Request: Repeat, exactly and alone, every line from the line that contains "Extract all readable text from this page." to the end of the entries.

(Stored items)
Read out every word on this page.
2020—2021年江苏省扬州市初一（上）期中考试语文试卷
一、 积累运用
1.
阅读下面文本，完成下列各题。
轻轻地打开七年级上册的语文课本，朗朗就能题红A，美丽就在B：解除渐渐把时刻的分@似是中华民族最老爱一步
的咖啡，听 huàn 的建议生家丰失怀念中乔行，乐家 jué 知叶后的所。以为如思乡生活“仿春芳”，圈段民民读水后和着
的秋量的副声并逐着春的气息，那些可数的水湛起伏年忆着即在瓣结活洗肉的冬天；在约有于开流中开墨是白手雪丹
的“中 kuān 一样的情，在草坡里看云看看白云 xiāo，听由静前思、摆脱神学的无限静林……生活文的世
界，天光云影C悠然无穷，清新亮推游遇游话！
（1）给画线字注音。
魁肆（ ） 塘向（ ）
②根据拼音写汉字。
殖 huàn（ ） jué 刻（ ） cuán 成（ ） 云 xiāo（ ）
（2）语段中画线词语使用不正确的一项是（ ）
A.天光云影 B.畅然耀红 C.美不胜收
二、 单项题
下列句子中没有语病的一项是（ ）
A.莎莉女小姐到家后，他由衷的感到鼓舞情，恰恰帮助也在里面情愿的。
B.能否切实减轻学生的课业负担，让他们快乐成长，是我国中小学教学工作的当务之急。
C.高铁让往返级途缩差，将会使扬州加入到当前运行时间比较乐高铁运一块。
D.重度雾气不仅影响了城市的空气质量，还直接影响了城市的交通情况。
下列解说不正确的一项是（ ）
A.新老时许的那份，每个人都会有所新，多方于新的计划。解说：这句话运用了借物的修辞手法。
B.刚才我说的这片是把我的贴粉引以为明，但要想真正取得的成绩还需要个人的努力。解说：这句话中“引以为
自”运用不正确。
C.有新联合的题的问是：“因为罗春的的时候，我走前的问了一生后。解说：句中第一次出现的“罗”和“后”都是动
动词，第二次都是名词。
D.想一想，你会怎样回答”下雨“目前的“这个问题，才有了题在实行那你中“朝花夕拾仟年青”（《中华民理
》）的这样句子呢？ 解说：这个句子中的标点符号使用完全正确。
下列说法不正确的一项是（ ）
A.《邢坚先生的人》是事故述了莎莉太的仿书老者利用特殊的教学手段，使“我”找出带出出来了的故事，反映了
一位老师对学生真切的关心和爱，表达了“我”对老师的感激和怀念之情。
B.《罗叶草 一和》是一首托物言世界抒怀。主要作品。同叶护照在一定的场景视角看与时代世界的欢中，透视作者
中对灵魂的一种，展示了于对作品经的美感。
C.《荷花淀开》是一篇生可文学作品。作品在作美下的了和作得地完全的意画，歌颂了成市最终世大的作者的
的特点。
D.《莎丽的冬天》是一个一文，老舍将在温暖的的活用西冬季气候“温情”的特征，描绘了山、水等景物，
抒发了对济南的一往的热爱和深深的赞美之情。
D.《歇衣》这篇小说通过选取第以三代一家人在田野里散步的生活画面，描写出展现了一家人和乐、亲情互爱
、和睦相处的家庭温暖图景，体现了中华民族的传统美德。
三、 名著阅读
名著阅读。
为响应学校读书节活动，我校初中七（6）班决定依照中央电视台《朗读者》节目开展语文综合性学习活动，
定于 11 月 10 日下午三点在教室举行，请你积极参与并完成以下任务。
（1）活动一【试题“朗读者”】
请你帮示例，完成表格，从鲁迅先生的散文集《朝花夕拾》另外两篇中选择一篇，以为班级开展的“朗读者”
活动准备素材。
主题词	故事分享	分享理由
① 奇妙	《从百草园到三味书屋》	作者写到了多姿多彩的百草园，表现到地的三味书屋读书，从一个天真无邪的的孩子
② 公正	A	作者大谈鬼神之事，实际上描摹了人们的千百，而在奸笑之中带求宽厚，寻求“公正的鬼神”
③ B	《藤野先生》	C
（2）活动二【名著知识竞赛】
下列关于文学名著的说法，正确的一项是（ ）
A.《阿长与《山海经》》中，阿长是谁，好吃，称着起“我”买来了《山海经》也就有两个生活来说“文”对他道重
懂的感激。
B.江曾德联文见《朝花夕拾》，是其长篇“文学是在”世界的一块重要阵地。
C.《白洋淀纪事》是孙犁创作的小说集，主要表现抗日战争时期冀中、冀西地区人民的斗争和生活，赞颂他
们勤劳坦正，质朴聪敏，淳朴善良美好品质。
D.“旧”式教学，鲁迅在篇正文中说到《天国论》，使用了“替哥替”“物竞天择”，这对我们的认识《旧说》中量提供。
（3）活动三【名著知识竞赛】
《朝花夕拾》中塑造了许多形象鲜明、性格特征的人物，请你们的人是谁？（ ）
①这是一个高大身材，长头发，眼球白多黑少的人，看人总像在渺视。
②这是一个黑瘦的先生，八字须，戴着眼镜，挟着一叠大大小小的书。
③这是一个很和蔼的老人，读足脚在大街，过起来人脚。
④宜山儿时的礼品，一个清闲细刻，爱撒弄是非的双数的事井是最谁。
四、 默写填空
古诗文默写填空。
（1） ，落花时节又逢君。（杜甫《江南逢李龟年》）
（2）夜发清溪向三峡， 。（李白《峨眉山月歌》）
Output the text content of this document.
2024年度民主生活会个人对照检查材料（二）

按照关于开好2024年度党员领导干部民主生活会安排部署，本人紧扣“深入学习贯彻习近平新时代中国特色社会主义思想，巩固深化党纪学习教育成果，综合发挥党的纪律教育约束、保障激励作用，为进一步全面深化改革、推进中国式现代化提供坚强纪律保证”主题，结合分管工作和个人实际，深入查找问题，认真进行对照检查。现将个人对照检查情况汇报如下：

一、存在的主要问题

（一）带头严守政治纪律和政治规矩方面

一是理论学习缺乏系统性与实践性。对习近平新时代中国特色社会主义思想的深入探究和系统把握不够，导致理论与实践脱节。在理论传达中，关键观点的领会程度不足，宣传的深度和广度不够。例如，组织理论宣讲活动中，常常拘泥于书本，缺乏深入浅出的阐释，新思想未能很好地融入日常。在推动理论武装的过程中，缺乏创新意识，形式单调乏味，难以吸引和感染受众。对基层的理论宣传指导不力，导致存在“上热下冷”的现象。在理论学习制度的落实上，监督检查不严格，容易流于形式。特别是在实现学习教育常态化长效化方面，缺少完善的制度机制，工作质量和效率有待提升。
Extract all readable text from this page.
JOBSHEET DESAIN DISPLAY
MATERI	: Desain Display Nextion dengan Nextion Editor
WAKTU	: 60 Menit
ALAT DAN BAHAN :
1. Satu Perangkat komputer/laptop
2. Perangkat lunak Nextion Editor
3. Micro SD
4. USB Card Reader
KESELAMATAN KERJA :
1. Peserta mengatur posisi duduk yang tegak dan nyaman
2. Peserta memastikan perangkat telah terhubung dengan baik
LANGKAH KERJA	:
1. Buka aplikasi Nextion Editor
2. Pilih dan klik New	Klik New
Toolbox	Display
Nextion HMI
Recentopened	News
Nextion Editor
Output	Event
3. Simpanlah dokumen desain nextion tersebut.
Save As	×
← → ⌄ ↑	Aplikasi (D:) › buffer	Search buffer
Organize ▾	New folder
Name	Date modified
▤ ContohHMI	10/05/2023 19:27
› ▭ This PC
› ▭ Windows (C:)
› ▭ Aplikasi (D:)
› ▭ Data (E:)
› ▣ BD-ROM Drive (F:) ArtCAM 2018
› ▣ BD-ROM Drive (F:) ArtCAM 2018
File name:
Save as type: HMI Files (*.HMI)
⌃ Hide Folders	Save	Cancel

Written response:
Extract all readable text from this page.
JOBSHEET DESAIN DISPLAY
MATERI	: Desain Display Nextion dengan Nextion Editor
WAKTU	: 60 Menit
ALAT DAN BAHAN :
1. Satu Perangkat komputer/laptop
2. Perangkat lunak Nextion Editor
3. Micro SD
4. USB Card Reader
KESELAMATAN KERJA :
1. Peserta mengatur posisi duduk yang tegak dan nyaman
2. Peserta memastikan perangkat telah terhubung dengan baik
LANGKAH KERJA	:
1. Buka aplikasi Nextion Editor
2. Pilih dan klik New	Klik New
Toolbox	Display
Nextion HMI
Recentopened	News
Nextion Editor
Output	Event
3. Simpanlah dokumen desain nextion tersebut.
Save As	×
← → ⌄ ↑	Aplikasi (D:) › buffer	Search buffer
Organize ▾	New folder
Name	Date modified
▤ ContohHMI	10/05/2023 19:27
› ▭ This PC
› ▭ Windows (C:)
› ▭ Aplikasi (D:)
› ▭ Data (E:)
› ▣ BD-ROM Drive (F:) ArtCAM 2018
› ▣ BD-ROM Drive (F:) ArtCAM 2018
File name:
Save as type: HMI Files (*.HMI)
⌃ Hide Folders	Save	Cancel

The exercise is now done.